◆ Task brief
Count lines holding the word "dist". Only the number is wanted.

◆ Data provided
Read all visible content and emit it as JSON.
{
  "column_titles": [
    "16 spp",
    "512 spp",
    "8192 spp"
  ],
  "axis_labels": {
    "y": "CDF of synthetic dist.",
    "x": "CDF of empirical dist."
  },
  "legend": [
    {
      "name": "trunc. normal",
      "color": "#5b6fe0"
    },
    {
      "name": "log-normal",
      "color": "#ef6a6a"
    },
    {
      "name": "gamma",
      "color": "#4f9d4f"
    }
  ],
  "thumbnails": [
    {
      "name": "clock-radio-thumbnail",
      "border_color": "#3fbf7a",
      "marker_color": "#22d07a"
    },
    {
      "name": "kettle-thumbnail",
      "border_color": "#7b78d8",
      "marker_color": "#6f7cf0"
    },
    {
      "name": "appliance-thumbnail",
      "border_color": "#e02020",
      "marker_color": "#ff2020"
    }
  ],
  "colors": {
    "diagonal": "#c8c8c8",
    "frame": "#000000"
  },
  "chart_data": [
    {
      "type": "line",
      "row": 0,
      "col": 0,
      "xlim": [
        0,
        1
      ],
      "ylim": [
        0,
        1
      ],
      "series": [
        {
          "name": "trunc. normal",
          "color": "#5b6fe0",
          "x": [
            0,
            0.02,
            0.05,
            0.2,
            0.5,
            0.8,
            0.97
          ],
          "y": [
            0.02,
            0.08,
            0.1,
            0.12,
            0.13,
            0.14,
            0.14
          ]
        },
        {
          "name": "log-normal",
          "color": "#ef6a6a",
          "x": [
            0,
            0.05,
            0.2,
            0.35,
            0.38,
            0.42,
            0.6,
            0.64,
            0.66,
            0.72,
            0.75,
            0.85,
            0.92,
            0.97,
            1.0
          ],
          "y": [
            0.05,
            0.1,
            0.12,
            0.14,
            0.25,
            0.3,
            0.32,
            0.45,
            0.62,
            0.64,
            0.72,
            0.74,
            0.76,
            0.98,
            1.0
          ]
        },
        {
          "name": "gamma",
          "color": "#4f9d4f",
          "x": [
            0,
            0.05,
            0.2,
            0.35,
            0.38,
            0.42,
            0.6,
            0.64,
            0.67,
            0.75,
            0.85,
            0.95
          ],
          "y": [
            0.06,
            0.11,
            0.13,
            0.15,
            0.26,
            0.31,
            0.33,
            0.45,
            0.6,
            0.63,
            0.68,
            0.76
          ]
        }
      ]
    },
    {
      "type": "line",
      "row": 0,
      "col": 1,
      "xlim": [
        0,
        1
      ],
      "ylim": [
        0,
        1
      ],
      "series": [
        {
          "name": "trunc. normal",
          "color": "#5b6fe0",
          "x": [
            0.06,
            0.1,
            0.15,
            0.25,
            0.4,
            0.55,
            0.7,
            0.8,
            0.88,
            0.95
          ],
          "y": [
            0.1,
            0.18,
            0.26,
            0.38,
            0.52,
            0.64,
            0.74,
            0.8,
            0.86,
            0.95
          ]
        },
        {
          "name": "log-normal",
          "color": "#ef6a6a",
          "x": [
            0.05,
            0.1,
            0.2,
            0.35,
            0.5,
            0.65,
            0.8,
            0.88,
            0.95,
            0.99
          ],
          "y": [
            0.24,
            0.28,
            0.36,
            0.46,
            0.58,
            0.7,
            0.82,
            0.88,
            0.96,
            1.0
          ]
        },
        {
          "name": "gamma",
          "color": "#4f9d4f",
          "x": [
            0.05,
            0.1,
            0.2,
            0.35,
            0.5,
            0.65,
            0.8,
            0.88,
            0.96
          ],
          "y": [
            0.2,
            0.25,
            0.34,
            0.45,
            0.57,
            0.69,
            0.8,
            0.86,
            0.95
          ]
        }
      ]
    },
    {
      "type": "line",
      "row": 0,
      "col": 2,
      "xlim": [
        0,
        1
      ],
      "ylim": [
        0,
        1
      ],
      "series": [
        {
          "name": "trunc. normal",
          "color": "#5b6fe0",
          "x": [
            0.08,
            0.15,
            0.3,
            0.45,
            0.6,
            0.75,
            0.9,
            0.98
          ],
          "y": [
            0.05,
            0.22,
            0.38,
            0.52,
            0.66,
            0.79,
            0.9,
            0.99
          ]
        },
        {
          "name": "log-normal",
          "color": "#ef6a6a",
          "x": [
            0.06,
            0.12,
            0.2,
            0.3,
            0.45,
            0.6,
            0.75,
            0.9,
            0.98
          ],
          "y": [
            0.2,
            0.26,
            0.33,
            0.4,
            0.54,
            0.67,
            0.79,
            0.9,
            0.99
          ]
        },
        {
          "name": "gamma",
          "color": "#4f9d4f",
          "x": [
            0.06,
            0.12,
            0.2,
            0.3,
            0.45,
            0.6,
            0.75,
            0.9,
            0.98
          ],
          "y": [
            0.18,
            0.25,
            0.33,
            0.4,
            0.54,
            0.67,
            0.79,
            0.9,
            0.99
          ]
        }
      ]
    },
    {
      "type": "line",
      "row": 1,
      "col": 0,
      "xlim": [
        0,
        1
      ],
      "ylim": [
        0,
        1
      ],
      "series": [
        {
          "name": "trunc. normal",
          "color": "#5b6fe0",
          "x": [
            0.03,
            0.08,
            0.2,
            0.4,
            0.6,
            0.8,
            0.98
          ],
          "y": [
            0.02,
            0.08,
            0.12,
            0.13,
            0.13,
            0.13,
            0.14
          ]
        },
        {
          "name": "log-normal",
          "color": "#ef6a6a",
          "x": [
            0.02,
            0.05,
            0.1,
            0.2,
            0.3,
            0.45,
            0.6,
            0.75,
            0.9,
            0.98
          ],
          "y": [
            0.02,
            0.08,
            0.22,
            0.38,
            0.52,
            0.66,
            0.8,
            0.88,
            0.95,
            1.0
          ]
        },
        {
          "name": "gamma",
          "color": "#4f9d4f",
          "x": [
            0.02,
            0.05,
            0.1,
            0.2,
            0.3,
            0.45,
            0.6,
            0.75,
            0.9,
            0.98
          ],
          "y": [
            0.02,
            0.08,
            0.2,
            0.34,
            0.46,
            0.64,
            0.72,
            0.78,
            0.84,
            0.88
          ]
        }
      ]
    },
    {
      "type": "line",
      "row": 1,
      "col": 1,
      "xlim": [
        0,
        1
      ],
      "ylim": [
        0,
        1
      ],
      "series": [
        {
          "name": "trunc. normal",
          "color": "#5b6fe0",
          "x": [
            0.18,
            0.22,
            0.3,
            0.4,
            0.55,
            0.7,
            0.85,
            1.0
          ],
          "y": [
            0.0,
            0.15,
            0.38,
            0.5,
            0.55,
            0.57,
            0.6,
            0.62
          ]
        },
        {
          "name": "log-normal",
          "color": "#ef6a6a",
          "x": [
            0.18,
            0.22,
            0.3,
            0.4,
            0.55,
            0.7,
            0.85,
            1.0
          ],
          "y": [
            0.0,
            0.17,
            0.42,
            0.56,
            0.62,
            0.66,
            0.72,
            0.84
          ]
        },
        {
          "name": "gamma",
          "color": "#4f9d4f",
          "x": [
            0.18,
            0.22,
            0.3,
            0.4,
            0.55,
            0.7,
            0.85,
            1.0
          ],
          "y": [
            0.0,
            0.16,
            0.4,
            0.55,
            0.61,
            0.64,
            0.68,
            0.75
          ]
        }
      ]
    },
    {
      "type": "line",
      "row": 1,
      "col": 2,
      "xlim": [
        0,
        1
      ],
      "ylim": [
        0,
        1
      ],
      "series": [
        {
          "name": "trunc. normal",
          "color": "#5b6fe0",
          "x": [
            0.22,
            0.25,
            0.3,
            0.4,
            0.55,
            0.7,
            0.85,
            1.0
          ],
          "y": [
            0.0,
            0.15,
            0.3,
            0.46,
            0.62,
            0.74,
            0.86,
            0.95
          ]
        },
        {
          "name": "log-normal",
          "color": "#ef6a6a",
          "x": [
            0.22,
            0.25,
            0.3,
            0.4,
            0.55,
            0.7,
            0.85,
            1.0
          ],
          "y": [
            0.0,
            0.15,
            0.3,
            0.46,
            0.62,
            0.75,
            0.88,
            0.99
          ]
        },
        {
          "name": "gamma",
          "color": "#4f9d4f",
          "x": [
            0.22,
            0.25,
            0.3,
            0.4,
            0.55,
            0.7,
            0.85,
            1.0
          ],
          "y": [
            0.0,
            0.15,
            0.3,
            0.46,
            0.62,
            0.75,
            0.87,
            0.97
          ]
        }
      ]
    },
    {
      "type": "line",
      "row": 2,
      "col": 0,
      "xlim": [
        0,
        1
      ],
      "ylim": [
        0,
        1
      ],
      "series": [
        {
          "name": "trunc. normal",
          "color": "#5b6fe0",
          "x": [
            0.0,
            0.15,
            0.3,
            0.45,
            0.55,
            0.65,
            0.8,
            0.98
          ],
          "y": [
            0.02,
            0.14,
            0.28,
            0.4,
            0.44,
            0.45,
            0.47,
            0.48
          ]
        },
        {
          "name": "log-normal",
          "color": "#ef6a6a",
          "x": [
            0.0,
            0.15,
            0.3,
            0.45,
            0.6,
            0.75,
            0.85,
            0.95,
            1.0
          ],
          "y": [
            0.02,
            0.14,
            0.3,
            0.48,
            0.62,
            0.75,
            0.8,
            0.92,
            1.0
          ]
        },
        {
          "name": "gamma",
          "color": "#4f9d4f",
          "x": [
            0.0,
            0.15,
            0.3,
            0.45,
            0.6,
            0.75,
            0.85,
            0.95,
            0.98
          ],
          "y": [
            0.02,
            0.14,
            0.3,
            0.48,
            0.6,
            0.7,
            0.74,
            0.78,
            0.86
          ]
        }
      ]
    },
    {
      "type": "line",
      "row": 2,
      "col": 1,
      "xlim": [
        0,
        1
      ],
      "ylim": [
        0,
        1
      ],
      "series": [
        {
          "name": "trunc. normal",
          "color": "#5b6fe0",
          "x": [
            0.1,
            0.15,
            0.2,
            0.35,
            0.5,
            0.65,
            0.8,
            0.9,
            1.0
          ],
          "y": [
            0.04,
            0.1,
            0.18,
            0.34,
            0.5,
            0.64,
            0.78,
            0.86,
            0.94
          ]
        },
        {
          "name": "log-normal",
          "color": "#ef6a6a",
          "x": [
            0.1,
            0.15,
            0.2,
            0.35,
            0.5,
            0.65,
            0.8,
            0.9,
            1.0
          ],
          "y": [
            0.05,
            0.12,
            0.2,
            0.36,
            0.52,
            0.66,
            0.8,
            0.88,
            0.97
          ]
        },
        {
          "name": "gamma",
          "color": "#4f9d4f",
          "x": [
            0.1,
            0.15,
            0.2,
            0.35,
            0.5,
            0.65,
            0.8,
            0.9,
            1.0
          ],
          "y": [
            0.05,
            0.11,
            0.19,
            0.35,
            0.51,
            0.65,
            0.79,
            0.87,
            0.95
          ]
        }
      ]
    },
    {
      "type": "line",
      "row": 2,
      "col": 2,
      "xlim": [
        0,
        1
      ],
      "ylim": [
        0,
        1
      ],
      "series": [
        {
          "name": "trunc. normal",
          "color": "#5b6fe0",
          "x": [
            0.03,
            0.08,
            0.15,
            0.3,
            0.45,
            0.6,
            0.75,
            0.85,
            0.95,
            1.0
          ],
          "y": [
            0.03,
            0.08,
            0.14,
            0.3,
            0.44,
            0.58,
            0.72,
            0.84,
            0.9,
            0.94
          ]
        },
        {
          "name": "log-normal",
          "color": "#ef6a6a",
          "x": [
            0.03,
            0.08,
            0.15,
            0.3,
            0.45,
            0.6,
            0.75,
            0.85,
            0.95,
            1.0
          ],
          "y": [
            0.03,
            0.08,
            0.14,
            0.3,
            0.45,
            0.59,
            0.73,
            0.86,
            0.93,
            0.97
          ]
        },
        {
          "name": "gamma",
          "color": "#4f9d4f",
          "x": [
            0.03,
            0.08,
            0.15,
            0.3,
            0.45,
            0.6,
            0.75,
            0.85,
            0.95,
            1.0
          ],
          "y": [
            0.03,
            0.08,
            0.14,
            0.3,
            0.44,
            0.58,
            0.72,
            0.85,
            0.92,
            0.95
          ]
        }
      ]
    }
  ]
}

◆ Answer to the problem
2